● **WRITTEN INSTRUCTION**
Print out every record exactly as it appears.

---------------

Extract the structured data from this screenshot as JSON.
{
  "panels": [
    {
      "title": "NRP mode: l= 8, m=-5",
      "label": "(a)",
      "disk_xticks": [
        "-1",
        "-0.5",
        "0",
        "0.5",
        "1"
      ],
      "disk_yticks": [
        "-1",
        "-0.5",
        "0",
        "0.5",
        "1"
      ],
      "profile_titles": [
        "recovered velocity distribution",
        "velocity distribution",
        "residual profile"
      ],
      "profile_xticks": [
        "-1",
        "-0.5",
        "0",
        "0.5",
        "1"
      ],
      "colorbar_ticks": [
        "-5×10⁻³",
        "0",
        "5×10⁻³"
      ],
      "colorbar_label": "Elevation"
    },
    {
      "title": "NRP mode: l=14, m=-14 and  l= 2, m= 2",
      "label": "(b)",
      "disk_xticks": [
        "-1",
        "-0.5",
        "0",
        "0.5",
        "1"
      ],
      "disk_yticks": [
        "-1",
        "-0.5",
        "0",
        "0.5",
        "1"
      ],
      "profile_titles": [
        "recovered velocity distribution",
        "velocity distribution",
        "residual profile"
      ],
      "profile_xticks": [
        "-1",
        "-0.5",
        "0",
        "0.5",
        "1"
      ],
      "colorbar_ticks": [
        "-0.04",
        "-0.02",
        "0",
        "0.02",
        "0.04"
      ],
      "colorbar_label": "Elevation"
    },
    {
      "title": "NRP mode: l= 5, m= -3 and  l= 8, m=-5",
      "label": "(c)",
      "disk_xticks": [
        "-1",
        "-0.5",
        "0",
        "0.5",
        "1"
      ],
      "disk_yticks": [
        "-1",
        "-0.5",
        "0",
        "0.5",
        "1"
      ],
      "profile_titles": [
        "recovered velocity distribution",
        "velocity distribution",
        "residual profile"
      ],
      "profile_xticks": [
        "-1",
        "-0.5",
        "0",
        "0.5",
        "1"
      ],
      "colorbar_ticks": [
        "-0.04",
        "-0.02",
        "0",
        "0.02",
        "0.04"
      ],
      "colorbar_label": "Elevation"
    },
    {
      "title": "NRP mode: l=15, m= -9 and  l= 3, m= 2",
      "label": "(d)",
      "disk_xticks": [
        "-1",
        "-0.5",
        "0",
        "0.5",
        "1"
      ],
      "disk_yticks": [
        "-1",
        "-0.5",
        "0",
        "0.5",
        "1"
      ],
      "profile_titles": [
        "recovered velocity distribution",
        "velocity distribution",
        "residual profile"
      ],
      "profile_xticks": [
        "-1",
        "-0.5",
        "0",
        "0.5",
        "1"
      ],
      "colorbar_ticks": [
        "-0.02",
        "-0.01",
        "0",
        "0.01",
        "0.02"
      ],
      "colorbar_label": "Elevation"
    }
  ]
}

---------------

● **FINAL RESULT**
Extract the structured data from this screenshot as JSON.
{
  "panels": [
    {
      "title": "NRP mode: l= 8, m=-5",
      "label": "(a)",
      "disk_xticks": [
        "-1",
        "-0.5",
        "0",
        "0.5",
        "1"
      ],
      "disk_yticks": [
        "-1",
        "-0.5",
        "0",
        "0.5",
        "1"
      ],
      "profile_titles": [
        "recovered velocity distribution",
        "velocity distribution",
        "residual profile"
      ],
      "profile_xticks": [
        "-1",
        "-0.5",
        "0",
        "0.5",
        "1"
      ],
      "colorbar_ticks": [
        "-5×10⁻³",
        "0",
        "5×10⁻³"
      ],
      "colorbar_label": "Elevation"
    },
    {
      "title": "NRP mode: l=14, m=-14 and  l= 2, m= 2",
      "label": "(b)",
      "disk_xticks": [
        "-1",
        "-0.5",
        "0",
        "0.5",
        "1"
      ],
      "disk_yticks": [
        "-1",
        "-0.5",
        "0",
        "0.5",
        "1"
      ],
      "profile_titles": [
        "recovered velocity distribution",
        "velocity distribution",
        "residual profile"
      ],
      "profile_xticks": [
        "-1",
        "-0.5",
        "0",
        "0.5",
        "1"
      ],
      "colorbar_ticks": [
        "-0.04",
        "-0.02",
        "0",
        "0.02",
        "0.04"
      ],
      "colorbar_label": "Elevation"
    },
    {
      "title": "NRP mode: l= 5, m= -3 and  l= 8, m=-5",
      "label": "(c)",
      "disk_xticks": [
        "-1",
        "-0.5",
        "0",
        "0.5",
        "1"
      ],
      "disk_yticks": [
        "-1",
        "-0.5",
        "0",
        "0.5",
        "1"
      ],
      "profile_titles": [
        "recovered velocity distribution",
        "velocity distribution",
        "residual profile"
      ],
      "profile_xticks": [
        "-1",
        "-0.5",
        "0",
        "0.5",
        "1"
      ],
      "colorbar_ticks": [
        "-0.04",
        "-0.02",
        "0",
        "0.02",
        "0.04"
      ],
      "colorbar_label": "Elevation"
    },
    {
      "title": "NRP mode: l=15, m= -9 and  l= 3, m= 2",
      "label": "(d)",
      "disk_xticks": [
        "-1",
        "-0.5",
        "0",
        "0.5",
        "1"
      ],
      "disk_yticks": [
        "-1",
        "-0.5",
        "0",
        "0.5",
        "1"
      ],
      "profile_titles": [
        "recovered velocity distribution",
        "velocity distribution",
        "residual profile"
      ],
      "profile_xticks": [
        "-1",
        "-0.5",
        "0",
        "0.5",
        "1"
      ],
      "colorbar_ticks": [
        "-0.02",
        "-0.01",
        "0",
        "0.01",
        "0.02"
      ],
      "colorbar_label": "Elevation"
    }
  ]
}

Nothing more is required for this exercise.